▶ The problem
Below are entries. Pull out all lines containing "type".

============================================================

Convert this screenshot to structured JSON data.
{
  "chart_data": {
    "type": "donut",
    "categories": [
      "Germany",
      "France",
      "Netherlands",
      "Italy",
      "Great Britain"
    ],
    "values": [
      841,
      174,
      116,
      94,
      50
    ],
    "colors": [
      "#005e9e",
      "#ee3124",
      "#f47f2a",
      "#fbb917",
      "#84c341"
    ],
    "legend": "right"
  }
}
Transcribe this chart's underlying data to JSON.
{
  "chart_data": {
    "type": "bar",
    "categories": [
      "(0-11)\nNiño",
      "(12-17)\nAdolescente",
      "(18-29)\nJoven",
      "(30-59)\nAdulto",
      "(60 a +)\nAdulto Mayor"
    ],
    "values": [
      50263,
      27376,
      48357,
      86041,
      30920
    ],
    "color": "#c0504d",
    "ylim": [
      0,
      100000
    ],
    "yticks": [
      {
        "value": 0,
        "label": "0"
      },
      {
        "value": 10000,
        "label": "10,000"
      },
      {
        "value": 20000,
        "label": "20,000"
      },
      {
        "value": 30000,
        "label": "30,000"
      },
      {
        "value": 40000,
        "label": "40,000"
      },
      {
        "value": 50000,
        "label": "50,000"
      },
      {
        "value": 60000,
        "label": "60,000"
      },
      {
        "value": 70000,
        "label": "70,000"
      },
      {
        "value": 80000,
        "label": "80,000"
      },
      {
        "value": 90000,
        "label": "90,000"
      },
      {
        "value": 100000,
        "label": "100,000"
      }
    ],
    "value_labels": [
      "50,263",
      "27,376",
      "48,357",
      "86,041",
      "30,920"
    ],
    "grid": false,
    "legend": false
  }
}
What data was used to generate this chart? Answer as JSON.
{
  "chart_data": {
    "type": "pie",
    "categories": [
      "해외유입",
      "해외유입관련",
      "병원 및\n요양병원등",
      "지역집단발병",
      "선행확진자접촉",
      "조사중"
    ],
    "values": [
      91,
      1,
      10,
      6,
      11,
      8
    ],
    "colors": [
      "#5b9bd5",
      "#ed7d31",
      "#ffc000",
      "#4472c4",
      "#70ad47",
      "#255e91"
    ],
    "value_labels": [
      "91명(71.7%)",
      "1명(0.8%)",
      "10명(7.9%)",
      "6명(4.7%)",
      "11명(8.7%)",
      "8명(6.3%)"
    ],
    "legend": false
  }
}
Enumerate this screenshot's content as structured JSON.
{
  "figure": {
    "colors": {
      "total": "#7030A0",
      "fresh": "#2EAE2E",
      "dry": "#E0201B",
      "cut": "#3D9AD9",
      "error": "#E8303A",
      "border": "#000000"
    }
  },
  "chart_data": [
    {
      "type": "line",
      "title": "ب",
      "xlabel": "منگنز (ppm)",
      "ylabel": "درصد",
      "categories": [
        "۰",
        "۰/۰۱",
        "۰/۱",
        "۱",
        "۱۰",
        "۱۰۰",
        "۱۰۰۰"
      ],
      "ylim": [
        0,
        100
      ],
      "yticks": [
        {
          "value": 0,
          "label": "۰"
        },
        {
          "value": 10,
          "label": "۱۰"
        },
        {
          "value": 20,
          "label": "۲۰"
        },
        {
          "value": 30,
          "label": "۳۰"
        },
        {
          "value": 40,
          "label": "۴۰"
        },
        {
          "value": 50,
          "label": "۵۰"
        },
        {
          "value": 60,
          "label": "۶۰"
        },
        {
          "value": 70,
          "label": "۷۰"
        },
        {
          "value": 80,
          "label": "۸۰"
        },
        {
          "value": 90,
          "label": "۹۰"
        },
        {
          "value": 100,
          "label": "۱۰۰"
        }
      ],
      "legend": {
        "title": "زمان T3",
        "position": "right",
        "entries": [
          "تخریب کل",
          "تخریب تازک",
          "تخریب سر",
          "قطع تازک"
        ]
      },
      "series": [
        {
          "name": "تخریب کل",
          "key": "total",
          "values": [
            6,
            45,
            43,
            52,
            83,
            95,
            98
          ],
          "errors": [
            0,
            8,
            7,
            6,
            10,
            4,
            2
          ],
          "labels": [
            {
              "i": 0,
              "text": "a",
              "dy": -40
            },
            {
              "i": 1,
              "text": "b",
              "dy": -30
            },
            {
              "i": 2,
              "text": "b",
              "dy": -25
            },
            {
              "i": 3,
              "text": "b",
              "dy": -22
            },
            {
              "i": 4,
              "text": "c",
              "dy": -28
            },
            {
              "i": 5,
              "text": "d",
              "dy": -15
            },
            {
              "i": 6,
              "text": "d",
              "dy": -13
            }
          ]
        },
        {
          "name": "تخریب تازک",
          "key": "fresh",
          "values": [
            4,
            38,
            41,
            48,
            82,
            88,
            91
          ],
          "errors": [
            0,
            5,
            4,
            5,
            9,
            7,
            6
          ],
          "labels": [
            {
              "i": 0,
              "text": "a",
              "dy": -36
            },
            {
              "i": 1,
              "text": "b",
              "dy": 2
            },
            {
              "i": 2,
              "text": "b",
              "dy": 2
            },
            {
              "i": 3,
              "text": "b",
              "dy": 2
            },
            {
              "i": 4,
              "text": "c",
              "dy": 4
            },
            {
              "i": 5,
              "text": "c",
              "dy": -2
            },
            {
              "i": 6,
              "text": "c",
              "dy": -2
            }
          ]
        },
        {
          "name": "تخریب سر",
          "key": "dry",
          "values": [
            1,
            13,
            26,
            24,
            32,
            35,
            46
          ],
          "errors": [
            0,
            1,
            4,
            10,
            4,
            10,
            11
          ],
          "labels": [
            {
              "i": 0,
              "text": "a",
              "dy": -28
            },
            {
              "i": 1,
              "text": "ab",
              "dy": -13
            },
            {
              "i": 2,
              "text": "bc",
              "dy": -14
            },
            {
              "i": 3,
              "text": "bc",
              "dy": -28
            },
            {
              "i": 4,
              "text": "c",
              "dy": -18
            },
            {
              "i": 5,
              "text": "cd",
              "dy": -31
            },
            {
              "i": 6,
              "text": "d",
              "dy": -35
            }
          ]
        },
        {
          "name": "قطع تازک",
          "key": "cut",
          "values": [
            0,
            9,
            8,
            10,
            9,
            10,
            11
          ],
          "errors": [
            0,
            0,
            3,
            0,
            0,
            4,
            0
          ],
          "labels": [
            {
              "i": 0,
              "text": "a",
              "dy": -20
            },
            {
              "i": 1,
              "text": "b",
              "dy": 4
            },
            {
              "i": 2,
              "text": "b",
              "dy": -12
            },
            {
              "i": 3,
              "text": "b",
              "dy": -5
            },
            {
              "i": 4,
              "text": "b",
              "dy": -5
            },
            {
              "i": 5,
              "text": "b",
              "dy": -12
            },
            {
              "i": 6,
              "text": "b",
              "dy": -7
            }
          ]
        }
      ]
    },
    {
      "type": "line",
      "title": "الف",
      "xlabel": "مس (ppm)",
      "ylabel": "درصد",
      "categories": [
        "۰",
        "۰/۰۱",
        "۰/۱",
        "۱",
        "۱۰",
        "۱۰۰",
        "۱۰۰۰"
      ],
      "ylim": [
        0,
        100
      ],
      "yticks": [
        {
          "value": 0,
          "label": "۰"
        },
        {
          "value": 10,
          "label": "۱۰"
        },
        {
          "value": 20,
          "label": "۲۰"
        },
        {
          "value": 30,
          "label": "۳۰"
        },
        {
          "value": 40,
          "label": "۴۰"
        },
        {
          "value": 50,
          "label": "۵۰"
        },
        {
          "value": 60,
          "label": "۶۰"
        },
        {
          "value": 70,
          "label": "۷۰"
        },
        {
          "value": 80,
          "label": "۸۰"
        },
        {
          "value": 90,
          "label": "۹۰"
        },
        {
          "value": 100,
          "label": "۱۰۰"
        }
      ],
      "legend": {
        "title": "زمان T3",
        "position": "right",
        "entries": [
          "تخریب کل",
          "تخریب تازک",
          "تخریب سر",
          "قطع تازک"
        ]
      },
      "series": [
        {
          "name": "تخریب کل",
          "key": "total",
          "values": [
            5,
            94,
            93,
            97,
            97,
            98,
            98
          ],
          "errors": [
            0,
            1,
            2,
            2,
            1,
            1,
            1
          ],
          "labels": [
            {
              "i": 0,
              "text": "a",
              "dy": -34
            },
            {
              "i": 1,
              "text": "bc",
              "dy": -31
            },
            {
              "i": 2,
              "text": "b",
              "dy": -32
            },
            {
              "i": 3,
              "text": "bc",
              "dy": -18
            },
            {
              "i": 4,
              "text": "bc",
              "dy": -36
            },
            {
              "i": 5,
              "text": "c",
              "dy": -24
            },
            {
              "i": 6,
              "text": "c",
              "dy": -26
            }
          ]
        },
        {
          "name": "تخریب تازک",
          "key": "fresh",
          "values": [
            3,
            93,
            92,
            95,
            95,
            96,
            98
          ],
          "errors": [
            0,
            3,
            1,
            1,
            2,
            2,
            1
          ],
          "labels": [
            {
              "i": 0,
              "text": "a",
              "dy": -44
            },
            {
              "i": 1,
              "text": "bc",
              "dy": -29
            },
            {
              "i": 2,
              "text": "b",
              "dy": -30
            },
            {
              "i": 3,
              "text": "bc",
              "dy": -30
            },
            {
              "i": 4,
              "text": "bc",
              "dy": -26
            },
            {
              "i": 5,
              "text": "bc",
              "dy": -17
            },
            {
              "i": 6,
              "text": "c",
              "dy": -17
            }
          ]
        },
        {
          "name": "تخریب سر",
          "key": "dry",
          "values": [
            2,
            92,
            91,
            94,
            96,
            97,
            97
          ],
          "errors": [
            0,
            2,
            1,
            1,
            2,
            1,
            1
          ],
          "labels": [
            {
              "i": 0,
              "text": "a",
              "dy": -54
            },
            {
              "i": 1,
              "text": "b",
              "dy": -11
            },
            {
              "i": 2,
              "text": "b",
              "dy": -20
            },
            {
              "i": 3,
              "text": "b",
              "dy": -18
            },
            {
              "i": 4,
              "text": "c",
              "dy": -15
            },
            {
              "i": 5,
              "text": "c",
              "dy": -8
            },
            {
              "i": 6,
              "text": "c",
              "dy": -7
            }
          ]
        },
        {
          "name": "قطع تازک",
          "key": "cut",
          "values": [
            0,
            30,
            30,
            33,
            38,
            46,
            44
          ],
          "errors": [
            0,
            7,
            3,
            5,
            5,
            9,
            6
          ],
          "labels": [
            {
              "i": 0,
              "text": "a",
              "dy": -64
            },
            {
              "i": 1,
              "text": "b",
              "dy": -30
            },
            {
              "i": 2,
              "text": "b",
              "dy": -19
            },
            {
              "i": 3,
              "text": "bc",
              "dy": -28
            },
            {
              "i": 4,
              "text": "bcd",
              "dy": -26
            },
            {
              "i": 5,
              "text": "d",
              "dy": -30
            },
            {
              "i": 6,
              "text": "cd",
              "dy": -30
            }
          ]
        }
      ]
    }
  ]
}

============================================================

▶ Response to the exercise
    "type": "donut",
    "type": "bar",
    "type": "pie",
      "type": "line",
      "type": "line",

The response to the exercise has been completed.